:: Exercise task ::
Work through the following lines and count those that hold the word "Fundamental". Reply with that number only.

:: Raw records ::
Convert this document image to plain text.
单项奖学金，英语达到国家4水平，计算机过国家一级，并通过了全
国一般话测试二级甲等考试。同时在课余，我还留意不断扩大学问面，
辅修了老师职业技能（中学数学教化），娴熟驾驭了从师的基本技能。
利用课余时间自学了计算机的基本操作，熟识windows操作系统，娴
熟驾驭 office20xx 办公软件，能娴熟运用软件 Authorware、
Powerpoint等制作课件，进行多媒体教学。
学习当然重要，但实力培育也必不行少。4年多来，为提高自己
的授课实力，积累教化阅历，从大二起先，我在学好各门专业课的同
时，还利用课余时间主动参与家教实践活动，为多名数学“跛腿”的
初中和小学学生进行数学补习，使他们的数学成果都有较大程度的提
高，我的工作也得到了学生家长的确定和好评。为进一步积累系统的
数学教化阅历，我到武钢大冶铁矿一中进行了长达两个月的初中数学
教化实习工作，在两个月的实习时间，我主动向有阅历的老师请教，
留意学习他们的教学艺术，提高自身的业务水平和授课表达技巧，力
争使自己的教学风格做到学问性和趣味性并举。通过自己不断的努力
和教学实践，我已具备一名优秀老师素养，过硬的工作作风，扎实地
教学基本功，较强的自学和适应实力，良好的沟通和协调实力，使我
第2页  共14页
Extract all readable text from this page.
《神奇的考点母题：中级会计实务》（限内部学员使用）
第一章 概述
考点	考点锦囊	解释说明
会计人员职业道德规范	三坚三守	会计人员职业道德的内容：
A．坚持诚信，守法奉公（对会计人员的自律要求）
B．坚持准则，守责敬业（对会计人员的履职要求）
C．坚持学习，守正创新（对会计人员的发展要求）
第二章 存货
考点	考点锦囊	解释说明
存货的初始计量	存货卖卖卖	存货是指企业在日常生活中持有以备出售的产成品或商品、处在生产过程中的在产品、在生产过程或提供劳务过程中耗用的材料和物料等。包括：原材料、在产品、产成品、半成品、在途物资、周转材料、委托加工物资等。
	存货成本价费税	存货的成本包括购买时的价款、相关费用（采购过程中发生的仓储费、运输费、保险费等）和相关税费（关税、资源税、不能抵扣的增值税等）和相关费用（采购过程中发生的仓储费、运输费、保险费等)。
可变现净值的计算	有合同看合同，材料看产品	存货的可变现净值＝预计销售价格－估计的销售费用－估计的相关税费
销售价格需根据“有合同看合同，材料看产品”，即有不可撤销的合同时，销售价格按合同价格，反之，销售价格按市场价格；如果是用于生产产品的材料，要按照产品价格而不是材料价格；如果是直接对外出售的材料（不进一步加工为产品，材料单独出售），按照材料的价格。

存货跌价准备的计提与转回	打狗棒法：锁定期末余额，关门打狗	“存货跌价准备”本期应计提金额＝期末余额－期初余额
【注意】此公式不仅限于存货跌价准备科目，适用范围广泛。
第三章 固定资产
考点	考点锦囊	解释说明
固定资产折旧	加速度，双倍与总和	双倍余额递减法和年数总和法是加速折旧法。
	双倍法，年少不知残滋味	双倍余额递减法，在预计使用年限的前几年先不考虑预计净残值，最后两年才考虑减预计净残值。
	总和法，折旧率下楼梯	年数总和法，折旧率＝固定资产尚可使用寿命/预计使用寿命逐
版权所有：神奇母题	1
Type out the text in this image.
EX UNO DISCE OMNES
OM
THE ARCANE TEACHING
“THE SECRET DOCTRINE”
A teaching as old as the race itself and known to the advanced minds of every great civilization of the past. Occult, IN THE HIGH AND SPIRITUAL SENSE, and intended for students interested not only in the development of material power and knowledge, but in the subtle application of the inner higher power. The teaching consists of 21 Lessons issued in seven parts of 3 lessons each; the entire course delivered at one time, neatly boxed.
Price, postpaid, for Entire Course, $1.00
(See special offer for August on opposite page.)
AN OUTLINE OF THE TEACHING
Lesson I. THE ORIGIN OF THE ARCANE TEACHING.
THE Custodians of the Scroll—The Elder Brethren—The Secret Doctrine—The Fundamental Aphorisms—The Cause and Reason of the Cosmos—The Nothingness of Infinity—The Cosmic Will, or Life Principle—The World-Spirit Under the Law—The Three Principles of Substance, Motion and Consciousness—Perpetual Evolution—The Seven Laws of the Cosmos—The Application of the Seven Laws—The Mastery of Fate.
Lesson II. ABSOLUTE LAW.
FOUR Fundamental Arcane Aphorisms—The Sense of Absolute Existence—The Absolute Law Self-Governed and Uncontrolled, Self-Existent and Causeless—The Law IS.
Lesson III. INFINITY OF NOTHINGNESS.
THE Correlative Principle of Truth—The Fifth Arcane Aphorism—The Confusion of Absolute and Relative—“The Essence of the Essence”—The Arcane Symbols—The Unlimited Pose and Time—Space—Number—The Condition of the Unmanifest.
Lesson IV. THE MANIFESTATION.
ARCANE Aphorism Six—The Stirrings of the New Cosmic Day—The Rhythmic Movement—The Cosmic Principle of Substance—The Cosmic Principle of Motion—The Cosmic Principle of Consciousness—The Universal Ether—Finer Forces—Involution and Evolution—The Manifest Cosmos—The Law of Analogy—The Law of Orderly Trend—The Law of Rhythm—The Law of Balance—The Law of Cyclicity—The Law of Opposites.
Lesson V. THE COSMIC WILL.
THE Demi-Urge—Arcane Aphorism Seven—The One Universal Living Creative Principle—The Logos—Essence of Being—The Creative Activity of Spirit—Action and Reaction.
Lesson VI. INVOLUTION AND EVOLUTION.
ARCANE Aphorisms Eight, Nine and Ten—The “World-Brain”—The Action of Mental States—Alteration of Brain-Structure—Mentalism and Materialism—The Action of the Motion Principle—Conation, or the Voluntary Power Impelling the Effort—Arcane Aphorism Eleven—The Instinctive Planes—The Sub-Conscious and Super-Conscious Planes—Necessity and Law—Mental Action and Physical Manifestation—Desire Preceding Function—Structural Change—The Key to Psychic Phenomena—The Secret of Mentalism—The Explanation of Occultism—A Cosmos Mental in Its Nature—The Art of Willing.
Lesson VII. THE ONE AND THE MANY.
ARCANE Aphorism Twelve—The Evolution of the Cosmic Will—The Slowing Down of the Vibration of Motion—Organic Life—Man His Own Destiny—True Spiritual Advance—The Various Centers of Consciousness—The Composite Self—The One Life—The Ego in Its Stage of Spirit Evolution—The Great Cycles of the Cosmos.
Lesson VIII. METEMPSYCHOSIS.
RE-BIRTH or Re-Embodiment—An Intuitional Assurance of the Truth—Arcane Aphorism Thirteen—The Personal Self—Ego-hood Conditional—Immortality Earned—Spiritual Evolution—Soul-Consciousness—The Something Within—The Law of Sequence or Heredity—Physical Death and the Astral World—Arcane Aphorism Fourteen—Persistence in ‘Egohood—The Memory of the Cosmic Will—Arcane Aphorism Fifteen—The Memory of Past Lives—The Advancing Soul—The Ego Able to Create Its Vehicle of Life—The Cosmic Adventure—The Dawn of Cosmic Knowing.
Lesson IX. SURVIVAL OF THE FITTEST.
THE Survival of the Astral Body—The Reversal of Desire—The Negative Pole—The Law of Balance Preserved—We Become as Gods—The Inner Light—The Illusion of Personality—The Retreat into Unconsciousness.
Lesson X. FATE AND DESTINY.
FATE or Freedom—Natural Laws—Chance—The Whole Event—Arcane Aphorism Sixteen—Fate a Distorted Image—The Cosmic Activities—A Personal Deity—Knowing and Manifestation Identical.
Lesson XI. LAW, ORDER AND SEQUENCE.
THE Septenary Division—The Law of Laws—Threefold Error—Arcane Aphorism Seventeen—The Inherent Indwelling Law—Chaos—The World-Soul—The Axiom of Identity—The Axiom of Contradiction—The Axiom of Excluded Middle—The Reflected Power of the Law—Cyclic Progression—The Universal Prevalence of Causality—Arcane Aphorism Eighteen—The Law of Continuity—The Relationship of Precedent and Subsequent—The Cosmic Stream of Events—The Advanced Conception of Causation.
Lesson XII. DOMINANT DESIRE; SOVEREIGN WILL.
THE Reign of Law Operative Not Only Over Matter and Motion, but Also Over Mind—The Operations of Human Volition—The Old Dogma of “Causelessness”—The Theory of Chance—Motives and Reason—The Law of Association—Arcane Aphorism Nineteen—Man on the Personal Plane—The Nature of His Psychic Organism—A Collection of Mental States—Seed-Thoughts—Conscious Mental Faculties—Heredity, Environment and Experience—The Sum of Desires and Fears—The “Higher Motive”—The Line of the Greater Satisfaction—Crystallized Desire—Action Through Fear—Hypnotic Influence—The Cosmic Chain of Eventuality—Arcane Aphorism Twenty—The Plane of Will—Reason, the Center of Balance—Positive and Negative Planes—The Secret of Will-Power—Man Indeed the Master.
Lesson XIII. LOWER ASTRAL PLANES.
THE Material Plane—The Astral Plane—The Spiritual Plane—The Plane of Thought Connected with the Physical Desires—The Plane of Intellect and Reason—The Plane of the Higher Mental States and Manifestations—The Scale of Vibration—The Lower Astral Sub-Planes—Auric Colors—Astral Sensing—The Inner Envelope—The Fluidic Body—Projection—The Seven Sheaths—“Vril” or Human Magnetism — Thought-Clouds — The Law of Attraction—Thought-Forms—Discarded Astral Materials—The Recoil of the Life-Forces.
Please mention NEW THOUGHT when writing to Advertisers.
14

:: Finished task ::
2